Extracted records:

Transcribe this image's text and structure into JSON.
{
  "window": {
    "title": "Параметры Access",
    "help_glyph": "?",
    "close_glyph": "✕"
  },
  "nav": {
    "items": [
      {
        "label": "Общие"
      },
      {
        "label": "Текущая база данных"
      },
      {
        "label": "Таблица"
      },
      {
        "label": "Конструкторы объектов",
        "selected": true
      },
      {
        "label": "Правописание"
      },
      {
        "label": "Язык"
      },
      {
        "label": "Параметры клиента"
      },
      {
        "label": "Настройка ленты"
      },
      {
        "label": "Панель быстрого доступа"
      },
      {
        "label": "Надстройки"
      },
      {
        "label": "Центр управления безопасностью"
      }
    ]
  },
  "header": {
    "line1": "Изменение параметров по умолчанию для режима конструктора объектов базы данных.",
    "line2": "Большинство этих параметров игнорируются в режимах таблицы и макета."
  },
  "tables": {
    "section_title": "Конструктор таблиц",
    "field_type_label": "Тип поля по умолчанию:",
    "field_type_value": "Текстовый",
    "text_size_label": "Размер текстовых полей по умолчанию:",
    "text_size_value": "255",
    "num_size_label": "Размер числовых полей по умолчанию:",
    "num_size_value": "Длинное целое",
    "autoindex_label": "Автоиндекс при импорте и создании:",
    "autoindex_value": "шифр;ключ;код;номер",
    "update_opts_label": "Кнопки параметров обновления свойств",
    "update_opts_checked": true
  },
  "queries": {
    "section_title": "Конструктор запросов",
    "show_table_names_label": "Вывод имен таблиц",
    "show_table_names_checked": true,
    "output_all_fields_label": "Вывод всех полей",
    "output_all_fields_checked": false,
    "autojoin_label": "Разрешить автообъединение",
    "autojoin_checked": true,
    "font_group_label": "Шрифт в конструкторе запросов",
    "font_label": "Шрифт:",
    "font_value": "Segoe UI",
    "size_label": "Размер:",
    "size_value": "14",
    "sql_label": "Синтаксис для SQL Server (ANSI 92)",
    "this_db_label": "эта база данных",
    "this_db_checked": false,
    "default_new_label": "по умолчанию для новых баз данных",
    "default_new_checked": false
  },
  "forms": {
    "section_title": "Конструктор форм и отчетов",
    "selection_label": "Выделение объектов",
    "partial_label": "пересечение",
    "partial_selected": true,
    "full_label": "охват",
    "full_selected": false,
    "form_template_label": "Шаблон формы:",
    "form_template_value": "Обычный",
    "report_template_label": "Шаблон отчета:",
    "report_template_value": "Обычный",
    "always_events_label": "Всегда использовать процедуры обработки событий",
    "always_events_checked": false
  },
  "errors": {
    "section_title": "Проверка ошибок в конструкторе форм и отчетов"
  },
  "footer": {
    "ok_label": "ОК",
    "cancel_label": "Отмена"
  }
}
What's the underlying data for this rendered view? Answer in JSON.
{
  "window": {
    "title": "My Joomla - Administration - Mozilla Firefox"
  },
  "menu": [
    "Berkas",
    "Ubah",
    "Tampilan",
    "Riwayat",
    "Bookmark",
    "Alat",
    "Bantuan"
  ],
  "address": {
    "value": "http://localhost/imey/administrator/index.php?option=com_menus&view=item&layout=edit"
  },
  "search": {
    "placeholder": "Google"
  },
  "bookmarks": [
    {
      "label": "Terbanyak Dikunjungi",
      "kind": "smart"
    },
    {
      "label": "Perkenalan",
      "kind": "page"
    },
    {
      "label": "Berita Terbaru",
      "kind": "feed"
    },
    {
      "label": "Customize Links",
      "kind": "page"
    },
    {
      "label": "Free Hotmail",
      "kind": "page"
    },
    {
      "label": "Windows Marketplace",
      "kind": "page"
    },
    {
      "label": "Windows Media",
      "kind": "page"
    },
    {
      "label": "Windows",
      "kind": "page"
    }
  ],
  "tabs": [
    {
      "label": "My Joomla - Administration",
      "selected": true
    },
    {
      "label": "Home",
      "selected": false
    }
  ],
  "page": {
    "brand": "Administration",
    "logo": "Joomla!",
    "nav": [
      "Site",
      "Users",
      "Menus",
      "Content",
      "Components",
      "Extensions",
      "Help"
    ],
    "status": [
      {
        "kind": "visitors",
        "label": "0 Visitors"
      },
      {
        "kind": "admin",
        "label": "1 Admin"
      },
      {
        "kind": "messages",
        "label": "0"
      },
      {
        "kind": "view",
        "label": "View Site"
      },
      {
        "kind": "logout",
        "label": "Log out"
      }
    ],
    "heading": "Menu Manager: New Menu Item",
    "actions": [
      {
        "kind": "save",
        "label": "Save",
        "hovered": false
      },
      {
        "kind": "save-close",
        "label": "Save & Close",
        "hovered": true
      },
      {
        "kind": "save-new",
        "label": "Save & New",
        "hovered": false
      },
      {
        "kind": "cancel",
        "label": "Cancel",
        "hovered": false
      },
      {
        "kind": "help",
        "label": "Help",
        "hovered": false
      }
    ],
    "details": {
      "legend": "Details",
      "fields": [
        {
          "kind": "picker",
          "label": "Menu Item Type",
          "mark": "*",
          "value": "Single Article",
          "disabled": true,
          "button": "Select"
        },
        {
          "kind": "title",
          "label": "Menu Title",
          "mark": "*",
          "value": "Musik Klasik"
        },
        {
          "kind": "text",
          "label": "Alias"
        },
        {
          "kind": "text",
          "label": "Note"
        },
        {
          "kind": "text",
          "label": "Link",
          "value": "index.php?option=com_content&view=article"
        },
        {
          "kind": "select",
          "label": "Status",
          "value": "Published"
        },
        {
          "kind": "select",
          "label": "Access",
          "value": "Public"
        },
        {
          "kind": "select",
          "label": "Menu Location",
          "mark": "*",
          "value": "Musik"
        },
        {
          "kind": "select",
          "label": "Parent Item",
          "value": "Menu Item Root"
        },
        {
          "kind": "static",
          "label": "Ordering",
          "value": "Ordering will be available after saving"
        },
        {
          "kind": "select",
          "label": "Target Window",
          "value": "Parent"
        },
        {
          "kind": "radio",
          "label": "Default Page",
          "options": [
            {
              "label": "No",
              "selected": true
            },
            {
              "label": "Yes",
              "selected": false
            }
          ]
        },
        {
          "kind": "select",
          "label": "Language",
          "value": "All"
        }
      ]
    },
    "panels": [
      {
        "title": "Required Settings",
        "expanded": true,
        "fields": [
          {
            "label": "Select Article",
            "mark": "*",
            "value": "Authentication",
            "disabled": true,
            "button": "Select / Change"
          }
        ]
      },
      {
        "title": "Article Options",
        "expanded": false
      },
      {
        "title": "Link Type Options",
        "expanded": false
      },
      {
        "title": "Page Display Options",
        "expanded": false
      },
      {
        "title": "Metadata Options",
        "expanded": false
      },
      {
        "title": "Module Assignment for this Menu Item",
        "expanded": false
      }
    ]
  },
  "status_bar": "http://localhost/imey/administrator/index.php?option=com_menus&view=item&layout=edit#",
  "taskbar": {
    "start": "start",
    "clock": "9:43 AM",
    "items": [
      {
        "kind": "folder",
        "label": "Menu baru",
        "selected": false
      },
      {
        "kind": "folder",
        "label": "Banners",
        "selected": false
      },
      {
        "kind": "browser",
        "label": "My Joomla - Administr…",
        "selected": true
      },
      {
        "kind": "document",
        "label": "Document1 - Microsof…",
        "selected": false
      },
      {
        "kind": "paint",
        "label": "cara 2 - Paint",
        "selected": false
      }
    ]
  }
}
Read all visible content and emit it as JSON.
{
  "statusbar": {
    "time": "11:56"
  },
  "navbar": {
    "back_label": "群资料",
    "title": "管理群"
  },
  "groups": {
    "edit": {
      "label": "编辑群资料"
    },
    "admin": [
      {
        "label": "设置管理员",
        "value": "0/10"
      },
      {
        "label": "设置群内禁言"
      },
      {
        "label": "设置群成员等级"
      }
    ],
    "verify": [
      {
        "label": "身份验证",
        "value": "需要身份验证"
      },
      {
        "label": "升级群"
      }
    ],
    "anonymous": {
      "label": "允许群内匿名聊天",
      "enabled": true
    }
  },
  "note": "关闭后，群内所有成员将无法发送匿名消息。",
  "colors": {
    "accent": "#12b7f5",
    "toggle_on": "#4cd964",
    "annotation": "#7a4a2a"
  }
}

● Task prompt: Report how many lines of the records above contain the word "Параметры", giving only the number.

● Output below: 2